*PROBLEM DESCRIPTION*.
Exactly as they appear, output all of the records. Skip any images.

--- start PROVIDED ENTRIES ---

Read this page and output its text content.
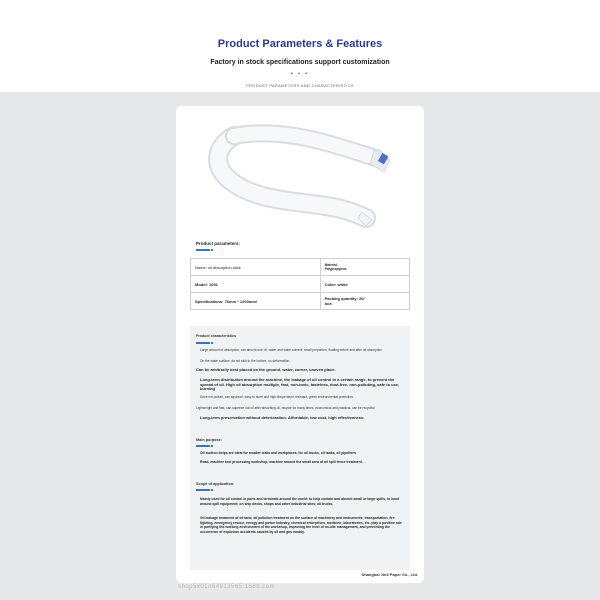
Product Parameters & Features
Factory in stock specifications support customization
• • •
PRODUCT PARAMETERS AND CHARACTERISTICS
Product parameters:
Name: oil absorption stick	Material:
Polypropylene
Model: 1051	Color: white
Specifications: 76mm * 1200mm/	Packing quantity: 20/
box
Product characteristics
Large amount of absorption, can absorb one oil, water and water solvent, small proportion, floating before and after oil absorption
On the water surface, do not sink to the bottom, no deformation.
Can be arbitrarily best placed on the ground, water, corner, uneven place.
Long-term distribution around the machine, the leakage of oil control in a certain range, to prevent the spread of oil. High oil absorption multiple, fast, non-toxic, tasteless, dust-free, non-polluting, safe to use, burning
Does not pollute, can squeeze, easy to store and high temperature resistant, green environmental protection.
Lightweight and fast, can squeeze out oil after absorbing oil, recycle for many times, economical and practical, can be recycled.
Long-term preservation without deterioration. Affordable, low cost, high effectiveness.
Main purpose:
Oil suction strips are ideal for smaller leaks and workplaces, for oil trucks, oil tanks, oil pipelines
Road, machine tool processing workshop, machine around the small area of oil spill fence treatment.
Scope of application:
Mainly used for oil control in ports and terminals around the world: to help contain and absorb small or large spills; to bend around spill equipment; on ship decks, shops and other industrial sites; oil trucks,
Oil leakage treatment of oil tank; oil pollution treatment on the surface of machinery and instruments; transportation, fire fighting, emergency rescue; energy and power industry, chemical enterprises, medicine, laboratories, etc. play a positive role in purifying the working environment of the workshop, improving the level of on-site management, and preventing the occurrence of explosion accidents caused by oil and gas muddy.
Shanghai Jinli Paper Co., Ltd.
shop5x01n64913565.1688.com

--- end PROVIDED ENTRIES ---

*SOLUTION TO THIS PROBLEM*.
Read this page and output its text content.
Product Parameters & Features
Factory in stock specifications support customization
• • •
PRODUCT PARAMETERS AND CHARACTERISTICS
Product parameters:
Name: oil absorption stick	Material:
Polypropylene
Model: 1051	Color: white
Specifications: 76mm * 1200mm/	Packing quantity: 20/
box
Product characteristics
Large amount of absorption, can absorb one oil, water and water solvent, small proportion, floating before and after oil absorption
On the water surface, do not sink to the bottom, no deformation.
Can be arbitrarily best placed on the ground, water, corner, uneven place.
Long-term distribution around the machine, the leakage of oil control in a certain range, to prevent the spread of oil. High oil absorption multiple, fast, non-toxic, tasteless, dust-free, non-polluting, safe to use, burning
Does not pollute, can squeeze, easy to store and high temperature resistant, green environmental protection.
Lightweight and fast, can squeeze out oil after absorbing oil, recycle for many times, economical and practical, can be recycled.
Long-term preservation without deterioration. Affordable, low cost, high effectiveness.
Main purpose:
Oil suction strips are ideal for smaller leaks and workplaces, for oil trucks, oil tanks, oil pipelines
Road, machine tool processing workshop, machine around the small area of oil spill fence treatment.
Scope of application:
Mainly used for oil control in ports and terminals around the world: to help contain and absorb small or large spills; to bend around spill equipment; on ship decks, shops and other industrial sites; oil trucks,
Oil leakage treatment of oil tank; oil pollution treatment on the surface of machinery and instruments; transportation, fire fighting, emergency rescue; energy and power industry, chemical enterprises, medicine, laboratories, etc. play a positive role in purifying the working environment of the workshop, improving the level of on-site management, and preventing the occurrence of explosion accidents caused by oil and gas muddy.
Shanghai Jinli Paper Co., Ltd.
shop5x01n64913565.1688.com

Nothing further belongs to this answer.